Set task 1 => According to the passage on the Company's hedges and commitments, how much of the annual pipeline demand charges is recoverable in customer rates?
Set task 2 => Render this sentence from the passage on the Company's hedges and commitments in Spanish: "However, approximately $19.5 million of these costs are recoverable in customer rates."
Set task 3 => Extend the passage on the Company's hedges and commitments, picking up after its final sentence.

Text passage =>
The approximate volumes and prices of the Company’s hedges and fixed price contracts for 2003 to 2005 are:

 

 

 

2003

 

2004

 

2005

 

Volume (Bcf)

 

47

 

49

 

46

 

Average Price per Mcf (NYMEX)*

 

$

4.22

 

$

4.50

 

$

4.60

 

 


* The above price is based on a conversion rate of 1.05 MMbtu/Mcf

 

Commitments and Contingencies

 

The Company has annual commitments of approximately $25.4 million for demand charges under existing long-term contracts with various pipeline suppliers for periods extending up to 9 years as of June 30, 2003, which relate to natural gas distribution and production operations.  However, approximately $19.5 million of these costs are recoverable in customer rates.

[Element location listings]
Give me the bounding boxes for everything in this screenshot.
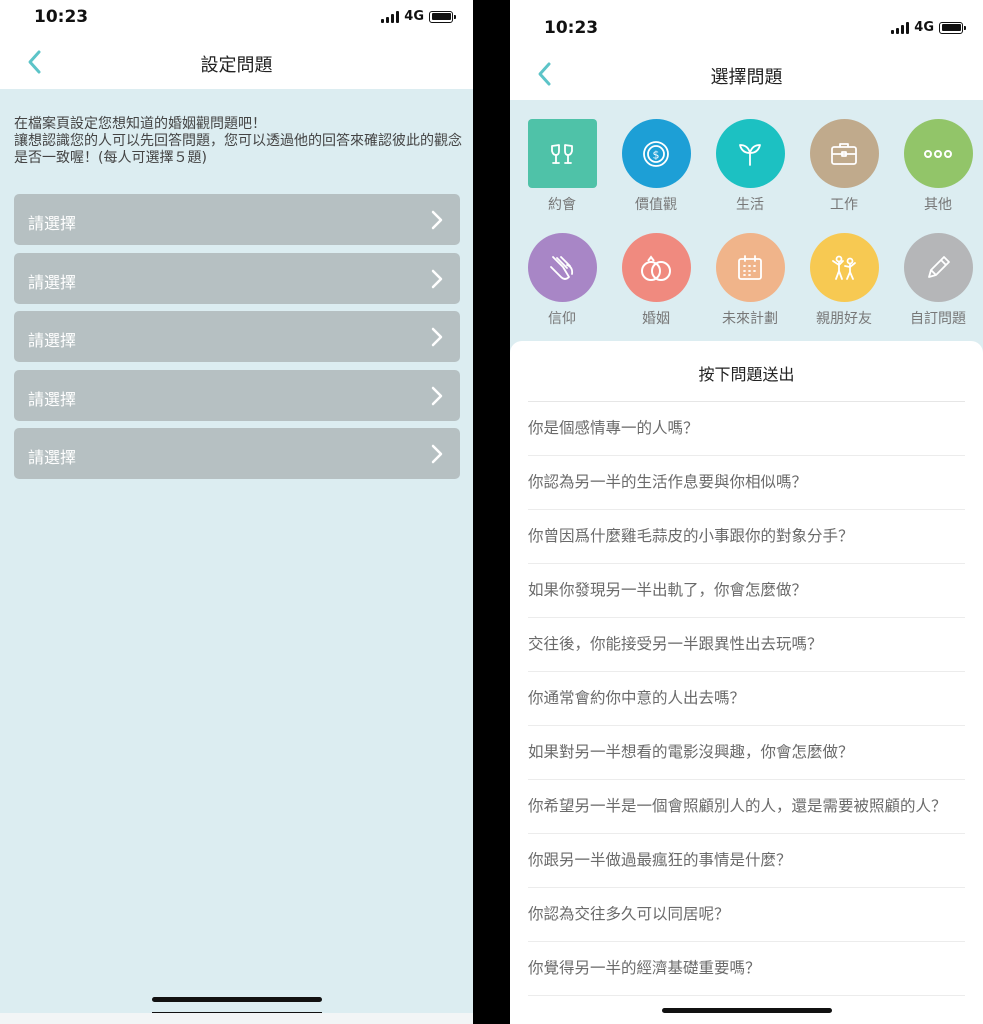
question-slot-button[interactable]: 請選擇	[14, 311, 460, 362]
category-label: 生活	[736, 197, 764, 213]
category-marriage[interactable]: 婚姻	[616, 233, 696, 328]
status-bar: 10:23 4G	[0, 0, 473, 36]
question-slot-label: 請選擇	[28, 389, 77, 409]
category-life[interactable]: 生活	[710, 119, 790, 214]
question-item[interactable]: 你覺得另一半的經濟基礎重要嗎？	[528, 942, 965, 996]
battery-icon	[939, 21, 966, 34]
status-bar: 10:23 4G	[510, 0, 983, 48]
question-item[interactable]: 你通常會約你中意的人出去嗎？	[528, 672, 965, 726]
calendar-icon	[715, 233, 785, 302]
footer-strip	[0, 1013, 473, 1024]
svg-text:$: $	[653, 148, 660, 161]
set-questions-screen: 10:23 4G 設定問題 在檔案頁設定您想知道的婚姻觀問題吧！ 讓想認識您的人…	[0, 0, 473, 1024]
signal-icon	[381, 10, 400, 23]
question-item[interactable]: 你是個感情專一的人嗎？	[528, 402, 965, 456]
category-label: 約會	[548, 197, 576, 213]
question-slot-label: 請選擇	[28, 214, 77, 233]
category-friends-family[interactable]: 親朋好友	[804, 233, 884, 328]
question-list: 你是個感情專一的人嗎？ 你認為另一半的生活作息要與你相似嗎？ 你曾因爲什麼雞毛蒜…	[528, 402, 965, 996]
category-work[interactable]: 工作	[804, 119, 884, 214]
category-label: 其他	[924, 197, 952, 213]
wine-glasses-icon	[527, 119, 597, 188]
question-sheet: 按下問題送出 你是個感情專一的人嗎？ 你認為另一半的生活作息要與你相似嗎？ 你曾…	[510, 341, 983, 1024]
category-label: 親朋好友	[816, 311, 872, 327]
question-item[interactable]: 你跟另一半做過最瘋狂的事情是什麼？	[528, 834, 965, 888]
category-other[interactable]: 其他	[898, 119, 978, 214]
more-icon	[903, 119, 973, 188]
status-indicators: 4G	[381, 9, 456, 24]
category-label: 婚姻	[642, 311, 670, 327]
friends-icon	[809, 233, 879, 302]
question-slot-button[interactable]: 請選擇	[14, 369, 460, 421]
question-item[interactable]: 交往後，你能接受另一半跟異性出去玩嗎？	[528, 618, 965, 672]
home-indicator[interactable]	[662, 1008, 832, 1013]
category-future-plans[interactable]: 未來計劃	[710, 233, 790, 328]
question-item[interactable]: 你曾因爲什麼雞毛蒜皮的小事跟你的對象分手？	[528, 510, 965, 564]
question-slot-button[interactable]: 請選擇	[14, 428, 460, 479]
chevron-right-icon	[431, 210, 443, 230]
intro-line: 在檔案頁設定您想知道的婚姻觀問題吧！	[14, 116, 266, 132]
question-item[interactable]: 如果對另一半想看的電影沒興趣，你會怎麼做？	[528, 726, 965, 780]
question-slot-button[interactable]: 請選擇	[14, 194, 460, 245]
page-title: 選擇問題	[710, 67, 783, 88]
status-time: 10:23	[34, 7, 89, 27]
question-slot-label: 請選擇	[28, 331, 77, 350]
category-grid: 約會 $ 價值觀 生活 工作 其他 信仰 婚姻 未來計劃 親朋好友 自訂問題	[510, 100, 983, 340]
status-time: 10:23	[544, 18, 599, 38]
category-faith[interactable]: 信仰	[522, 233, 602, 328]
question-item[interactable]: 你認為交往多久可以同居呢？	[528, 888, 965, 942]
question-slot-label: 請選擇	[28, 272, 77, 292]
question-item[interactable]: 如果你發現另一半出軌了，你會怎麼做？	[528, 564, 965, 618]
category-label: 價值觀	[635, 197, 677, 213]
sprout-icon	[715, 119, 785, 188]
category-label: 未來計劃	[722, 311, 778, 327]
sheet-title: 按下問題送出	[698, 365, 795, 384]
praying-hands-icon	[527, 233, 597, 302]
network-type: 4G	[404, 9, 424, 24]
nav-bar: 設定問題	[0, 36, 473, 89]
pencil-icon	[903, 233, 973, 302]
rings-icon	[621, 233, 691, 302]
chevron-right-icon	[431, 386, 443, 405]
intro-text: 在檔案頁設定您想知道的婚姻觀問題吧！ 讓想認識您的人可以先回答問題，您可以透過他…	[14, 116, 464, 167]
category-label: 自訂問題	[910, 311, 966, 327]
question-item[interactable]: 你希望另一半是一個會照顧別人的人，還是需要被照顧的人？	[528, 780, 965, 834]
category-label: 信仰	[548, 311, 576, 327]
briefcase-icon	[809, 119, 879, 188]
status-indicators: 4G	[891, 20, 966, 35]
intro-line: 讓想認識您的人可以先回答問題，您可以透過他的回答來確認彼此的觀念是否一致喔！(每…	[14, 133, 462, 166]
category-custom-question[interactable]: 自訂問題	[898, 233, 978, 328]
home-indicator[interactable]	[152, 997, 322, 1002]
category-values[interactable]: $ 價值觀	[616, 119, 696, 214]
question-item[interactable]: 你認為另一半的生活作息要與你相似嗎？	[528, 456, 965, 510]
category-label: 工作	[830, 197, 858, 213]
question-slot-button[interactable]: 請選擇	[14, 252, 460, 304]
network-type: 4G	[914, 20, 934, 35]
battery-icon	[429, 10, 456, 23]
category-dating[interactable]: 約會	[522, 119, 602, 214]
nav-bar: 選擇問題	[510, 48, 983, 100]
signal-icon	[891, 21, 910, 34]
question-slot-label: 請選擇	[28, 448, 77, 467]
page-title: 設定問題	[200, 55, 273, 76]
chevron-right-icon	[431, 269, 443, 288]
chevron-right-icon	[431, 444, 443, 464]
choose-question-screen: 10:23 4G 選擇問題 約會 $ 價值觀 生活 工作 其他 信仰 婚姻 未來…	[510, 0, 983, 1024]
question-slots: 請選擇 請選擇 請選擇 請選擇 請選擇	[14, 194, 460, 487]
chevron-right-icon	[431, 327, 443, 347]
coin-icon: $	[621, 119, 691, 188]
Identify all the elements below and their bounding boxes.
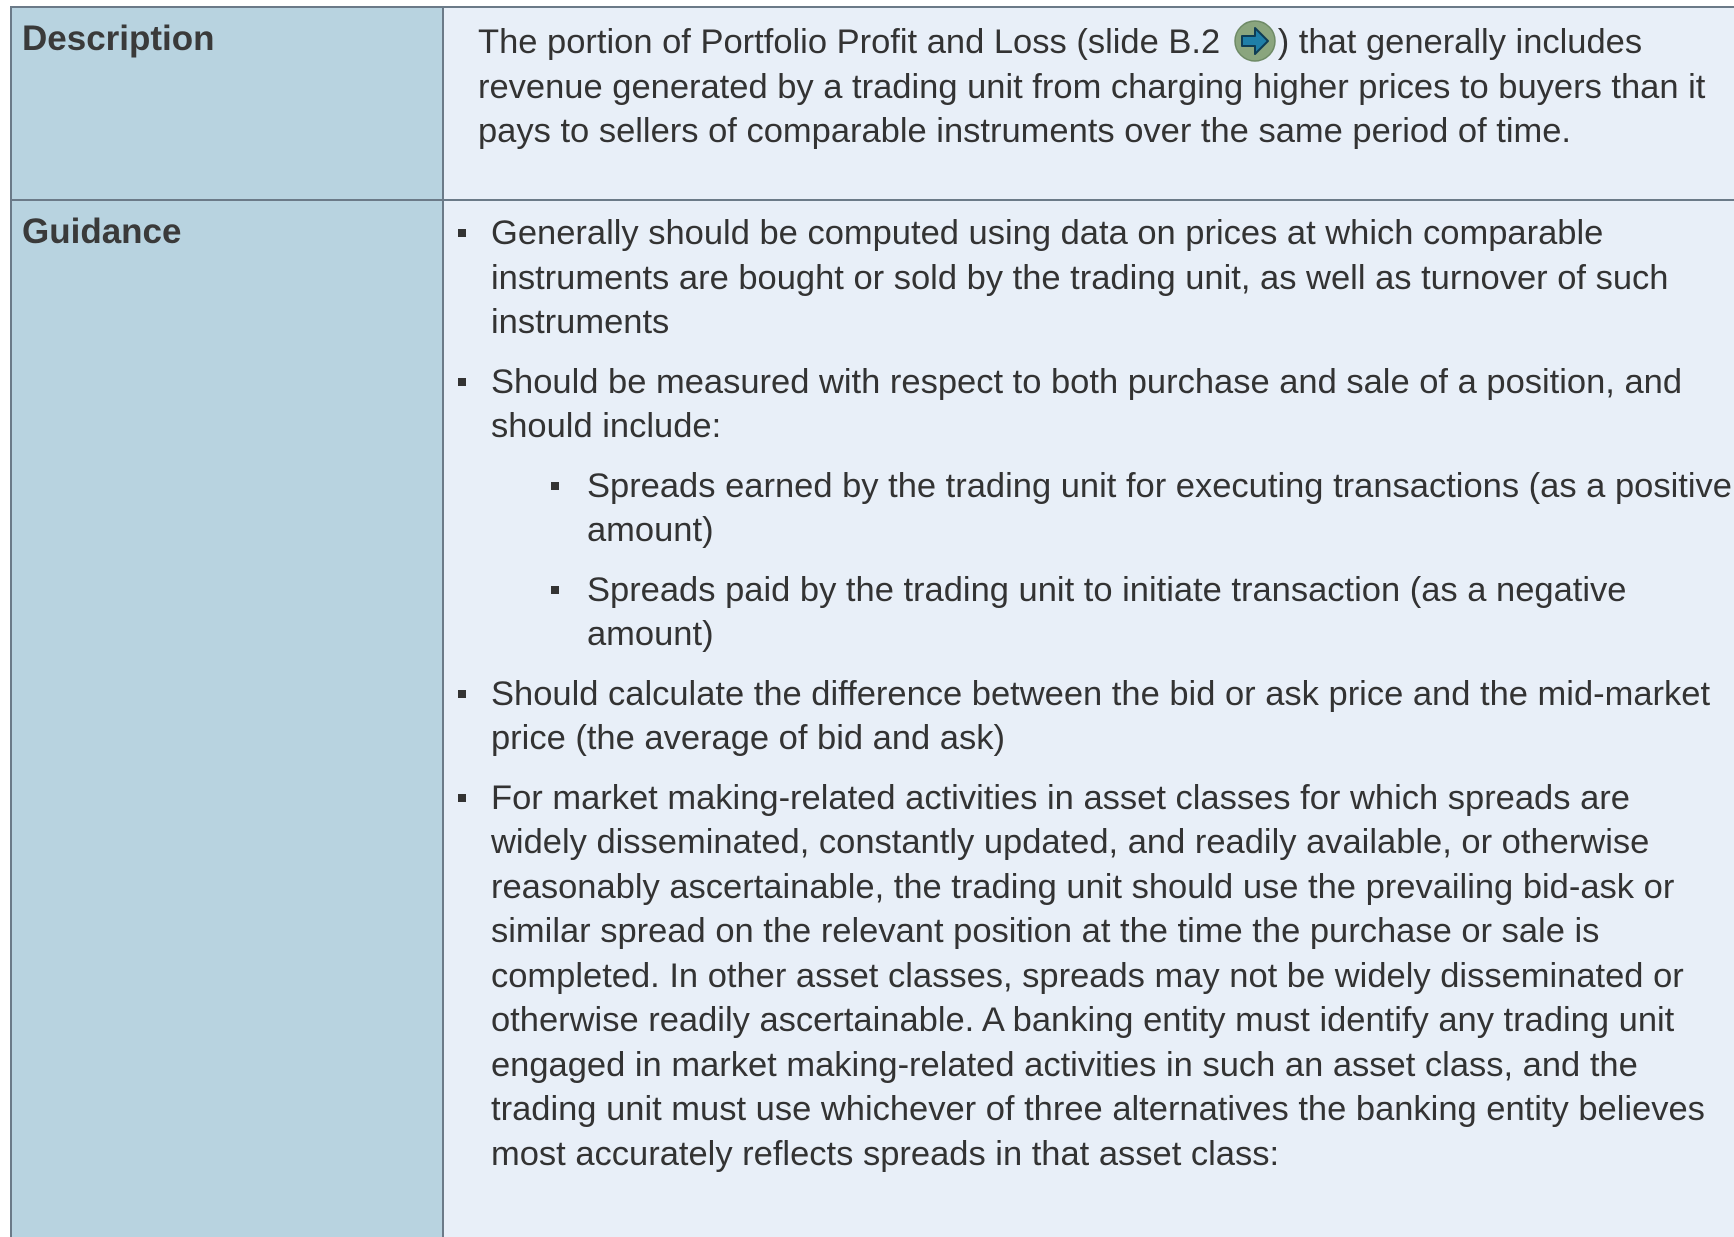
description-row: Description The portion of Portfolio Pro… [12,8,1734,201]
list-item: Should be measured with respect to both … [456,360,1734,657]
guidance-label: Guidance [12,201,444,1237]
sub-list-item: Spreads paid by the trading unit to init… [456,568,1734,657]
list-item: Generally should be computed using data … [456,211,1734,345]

Exercise answer 1 => Approximately $19.5 million.

Exercise answer 2 => Sin embargo, aproximadamente 19,5 millones de dólares de estos costos son recuperables en las tarifas a los clientes.

Exercise answer 3 =>
37



 

There are various claims and legal proceedings against the Company arising in the normal course of business.  Although counsel is unable to predict with certainty the ultimate outcome, management and counsel believe that the Company has significant and meritorious defenses to any claims and intends to pursue them vigorously.  The Company has provided adequate reserves and therefore believes that the ultimate outcome of any matter currently pending against the Company will not materially affect the financial position of the Company.  The reserves recorded by the Company do not include any amounts for legal costs expected to be incurred.  It is the Company’s policy to recognize any legal costs associated with any claims and legal proceedings against the Company as they are incurred.

 

The various regulatory authorities that oversee Equitable’s operations, from time to time, make inquiries or investigations into the activities of the Company.  Equitable is not aware of any wrongdoing relating to any such inquiries or investigations.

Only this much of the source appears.